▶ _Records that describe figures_
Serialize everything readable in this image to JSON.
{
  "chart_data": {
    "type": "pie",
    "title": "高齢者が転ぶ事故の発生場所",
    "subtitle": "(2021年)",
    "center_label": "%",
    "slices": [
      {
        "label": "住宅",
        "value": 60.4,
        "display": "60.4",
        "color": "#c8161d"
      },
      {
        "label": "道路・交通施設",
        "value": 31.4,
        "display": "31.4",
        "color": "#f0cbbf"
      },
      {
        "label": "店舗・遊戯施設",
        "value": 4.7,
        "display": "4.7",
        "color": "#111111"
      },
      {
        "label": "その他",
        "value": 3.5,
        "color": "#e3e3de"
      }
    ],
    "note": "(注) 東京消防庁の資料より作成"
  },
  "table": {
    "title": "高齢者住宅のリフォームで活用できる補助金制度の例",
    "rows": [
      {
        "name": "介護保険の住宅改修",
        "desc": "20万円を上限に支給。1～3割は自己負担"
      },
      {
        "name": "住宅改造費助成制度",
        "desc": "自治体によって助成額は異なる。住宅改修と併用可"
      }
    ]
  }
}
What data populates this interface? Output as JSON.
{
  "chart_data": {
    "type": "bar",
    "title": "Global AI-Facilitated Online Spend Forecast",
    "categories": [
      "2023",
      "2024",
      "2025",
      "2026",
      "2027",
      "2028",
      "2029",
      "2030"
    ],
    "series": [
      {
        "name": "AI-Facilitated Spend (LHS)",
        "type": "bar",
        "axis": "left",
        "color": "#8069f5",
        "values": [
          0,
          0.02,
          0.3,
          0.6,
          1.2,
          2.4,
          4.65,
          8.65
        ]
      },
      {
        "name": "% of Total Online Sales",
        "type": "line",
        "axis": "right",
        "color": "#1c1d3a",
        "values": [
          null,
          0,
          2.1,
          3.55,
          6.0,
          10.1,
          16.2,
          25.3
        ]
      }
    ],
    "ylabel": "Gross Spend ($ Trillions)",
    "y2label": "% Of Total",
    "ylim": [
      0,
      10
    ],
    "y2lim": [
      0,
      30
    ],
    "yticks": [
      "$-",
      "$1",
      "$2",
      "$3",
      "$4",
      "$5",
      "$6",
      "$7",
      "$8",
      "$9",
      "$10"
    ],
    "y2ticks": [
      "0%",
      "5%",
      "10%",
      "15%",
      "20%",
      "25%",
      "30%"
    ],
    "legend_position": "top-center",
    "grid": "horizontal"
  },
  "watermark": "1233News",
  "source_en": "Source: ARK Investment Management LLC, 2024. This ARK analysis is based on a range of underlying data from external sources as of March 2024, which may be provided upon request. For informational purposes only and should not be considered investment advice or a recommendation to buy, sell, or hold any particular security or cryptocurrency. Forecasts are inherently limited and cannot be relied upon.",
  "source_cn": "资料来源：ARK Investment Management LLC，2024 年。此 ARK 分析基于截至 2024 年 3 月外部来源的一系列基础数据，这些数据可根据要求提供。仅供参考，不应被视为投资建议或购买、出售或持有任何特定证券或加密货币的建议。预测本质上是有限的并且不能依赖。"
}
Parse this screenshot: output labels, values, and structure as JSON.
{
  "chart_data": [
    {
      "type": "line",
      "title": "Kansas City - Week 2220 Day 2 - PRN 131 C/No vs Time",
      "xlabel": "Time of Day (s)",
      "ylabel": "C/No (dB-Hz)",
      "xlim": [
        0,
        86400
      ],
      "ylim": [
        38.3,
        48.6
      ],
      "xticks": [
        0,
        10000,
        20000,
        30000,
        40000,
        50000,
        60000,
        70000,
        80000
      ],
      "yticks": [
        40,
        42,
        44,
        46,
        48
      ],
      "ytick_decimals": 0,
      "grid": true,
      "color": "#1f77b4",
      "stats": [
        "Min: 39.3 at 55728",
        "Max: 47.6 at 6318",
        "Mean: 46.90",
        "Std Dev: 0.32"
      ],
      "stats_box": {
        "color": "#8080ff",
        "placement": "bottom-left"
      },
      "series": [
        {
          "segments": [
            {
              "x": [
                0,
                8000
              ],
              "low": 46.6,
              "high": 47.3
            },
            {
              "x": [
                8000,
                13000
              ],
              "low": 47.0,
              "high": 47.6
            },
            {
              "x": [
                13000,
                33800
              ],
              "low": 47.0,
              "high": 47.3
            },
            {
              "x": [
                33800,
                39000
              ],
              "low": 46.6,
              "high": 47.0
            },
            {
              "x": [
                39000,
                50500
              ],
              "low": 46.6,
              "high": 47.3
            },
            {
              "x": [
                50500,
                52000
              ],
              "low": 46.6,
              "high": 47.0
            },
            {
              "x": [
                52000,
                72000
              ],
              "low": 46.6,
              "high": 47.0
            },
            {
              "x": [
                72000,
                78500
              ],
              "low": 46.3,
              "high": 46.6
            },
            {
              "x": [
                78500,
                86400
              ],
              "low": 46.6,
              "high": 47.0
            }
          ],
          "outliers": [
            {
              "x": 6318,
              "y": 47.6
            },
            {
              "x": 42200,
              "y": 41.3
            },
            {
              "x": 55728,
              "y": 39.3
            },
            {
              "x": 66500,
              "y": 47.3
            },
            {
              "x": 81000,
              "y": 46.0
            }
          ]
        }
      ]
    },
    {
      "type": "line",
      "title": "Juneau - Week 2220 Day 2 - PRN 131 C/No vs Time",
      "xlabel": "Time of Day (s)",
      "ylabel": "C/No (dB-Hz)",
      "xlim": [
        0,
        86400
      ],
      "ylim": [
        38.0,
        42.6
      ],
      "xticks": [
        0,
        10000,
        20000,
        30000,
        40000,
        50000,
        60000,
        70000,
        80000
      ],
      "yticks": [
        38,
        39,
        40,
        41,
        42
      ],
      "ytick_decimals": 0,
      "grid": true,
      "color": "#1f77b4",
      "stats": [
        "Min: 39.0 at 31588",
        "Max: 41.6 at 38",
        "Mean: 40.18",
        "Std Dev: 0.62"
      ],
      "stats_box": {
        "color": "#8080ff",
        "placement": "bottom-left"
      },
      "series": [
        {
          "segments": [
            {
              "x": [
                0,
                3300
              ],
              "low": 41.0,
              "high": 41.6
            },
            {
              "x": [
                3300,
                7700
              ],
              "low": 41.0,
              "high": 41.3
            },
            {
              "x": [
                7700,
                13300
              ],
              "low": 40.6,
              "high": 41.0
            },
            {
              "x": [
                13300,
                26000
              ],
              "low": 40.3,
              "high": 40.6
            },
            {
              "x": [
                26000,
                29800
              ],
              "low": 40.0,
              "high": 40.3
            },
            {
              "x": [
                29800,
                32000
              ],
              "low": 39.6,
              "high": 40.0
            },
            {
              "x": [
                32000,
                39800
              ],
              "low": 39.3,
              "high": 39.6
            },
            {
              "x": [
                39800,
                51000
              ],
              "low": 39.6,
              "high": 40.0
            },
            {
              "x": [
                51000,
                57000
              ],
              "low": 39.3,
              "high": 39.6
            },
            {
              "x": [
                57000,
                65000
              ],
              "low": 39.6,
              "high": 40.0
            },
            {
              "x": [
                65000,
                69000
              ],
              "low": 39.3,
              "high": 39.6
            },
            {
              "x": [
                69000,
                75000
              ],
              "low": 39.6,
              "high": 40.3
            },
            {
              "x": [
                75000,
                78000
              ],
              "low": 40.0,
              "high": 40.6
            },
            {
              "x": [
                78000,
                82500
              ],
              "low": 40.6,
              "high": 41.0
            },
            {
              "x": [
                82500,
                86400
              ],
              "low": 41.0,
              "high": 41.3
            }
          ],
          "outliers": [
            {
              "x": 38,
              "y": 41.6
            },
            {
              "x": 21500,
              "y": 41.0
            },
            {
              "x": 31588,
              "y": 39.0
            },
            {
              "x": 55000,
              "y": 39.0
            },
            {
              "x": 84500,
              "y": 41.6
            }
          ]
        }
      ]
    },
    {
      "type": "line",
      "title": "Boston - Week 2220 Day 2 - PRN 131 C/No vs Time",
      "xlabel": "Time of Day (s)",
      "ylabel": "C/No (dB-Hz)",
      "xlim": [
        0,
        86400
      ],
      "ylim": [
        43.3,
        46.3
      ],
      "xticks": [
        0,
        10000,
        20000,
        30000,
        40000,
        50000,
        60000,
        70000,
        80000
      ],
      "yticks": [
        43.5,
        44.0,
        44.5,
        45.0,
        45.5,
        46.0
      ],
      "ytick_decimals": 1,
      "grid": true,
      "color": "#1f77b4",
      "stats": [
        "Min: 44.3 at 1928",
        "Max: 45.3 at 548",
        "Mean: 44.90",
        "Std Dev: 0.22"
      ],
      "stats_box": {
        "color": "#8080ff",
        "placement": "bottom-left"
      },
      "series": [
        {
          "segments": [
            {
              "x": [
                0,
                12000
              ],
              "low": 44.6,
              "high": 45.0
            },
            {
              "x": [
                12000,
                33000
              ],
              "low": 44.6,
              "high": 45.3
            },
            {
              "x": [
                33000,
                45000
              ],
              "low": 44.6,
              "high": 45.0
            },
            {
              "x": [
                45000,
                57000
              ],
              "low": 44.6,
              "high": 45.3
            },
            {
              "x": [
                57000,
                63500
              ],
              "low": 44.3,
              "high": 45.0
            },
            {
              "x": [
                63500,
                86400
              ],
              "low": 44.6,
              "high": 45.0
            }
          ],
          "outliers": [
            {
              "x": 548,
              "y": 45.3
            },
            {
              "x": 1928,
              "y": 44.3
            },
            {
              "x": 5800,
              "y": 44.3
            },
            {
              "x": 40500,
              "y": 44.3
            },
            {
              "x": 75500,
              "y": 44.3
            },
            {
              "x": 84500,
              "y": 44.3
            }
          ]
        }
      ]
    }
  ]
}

▶ _What you have to do_
All lines that include "Facilitated" are to be gathered and copied.

▶ _Problem solution_
    "title": "Global AI-Facilitated Online Spend Forecast",
        "name": "AI-Facilitated Spend (LHS)",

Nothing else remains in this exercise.